### WHAT TO PRODUCE
Can you pull out each line of the data below that includes the word "text"?

──────────────────────────────

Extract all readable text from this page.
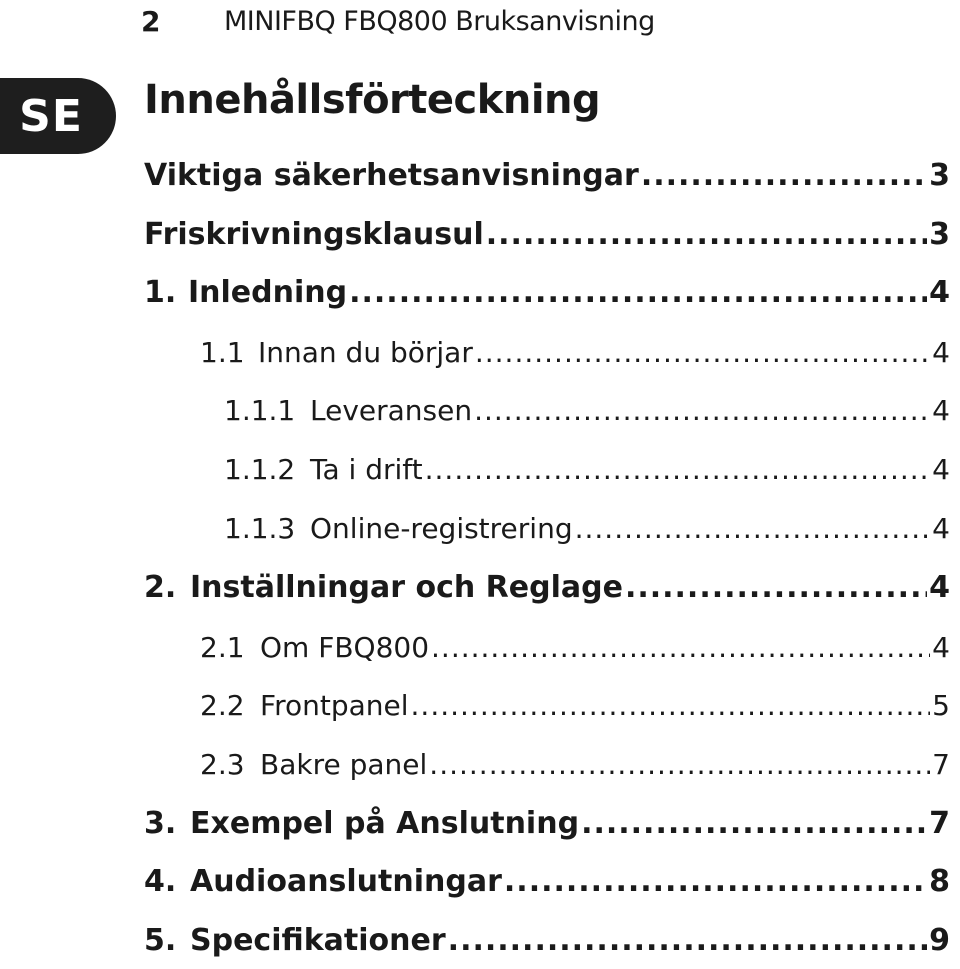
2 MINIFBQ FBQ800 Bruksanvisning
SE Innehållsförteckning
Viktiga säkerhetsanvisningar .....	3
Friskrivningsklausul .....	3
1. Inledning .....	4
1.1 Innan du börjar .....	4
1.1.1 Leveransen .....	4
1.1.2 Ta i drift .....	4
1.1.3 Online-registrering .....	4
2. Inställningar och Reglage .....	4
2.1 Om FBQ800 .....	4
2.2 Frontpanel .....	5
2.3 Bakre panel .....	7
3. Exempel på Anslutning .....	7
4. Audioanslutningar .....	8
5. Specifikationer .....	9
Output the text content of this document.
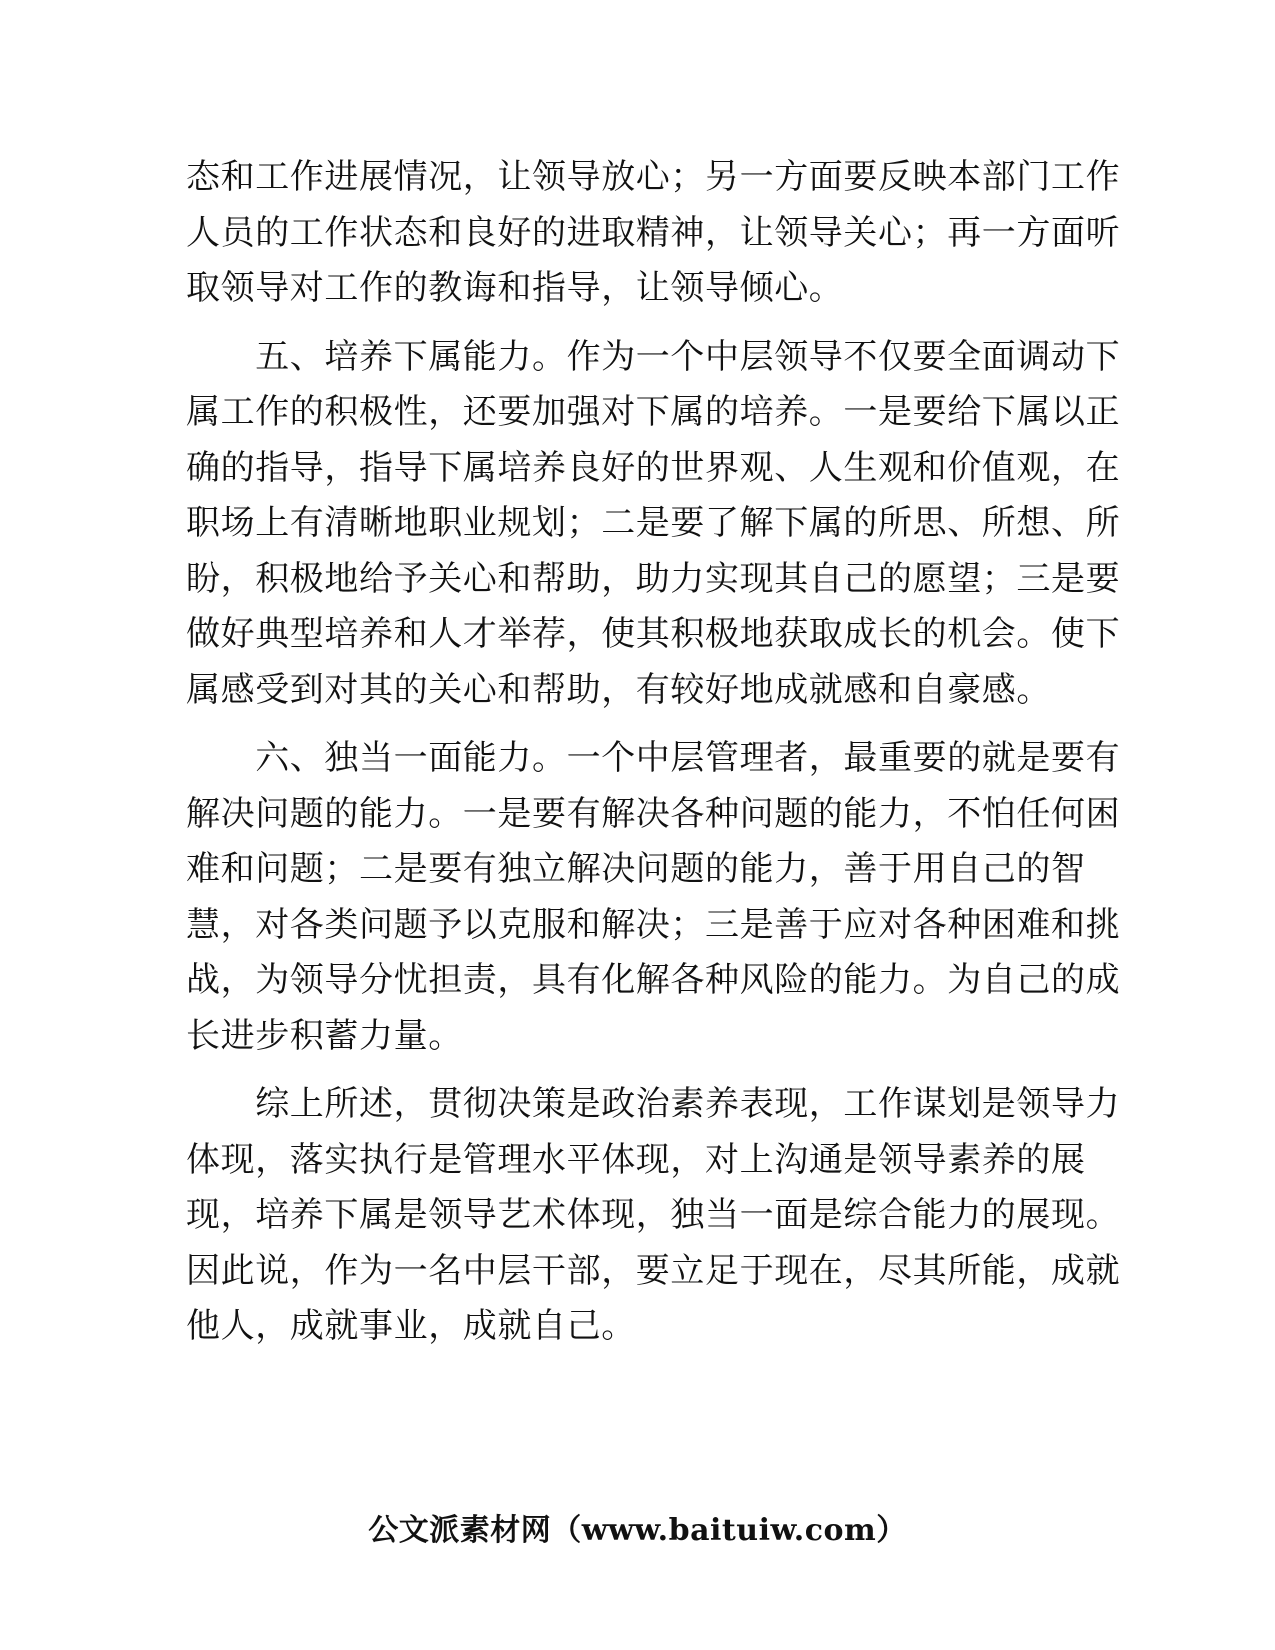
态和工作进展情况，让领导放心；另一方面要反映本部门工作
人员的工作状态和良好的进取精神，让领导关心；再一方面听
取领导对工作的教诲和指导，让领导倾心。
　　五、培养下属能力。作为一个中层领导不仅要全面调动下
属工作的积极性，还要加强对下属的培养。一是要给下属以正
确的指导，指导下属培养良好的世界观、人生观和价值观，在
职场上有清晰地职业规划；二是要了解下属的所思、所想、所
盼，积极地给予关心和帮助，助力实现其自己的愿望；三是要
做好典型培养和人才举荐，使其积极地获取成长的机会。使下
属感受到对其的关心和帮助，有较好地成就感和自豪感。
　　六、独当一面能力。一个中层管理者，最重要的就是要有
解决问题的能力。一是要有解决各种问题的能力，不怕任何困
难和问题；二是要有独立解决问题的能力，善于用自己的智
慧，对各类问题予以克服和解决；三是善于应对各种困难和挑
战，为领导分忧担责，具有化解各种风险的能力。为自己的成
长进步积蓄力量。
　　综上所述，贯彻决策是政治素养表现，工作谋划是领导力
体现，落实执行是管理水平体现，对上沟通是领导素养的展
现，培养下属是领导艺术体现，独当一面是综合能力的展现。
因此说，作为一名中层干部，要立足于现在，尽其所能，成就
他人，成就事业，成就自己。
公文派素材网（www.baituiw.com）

──────────────────────────────

### OUTPUT
Extract all readable text from this page.
Output the text content of this document.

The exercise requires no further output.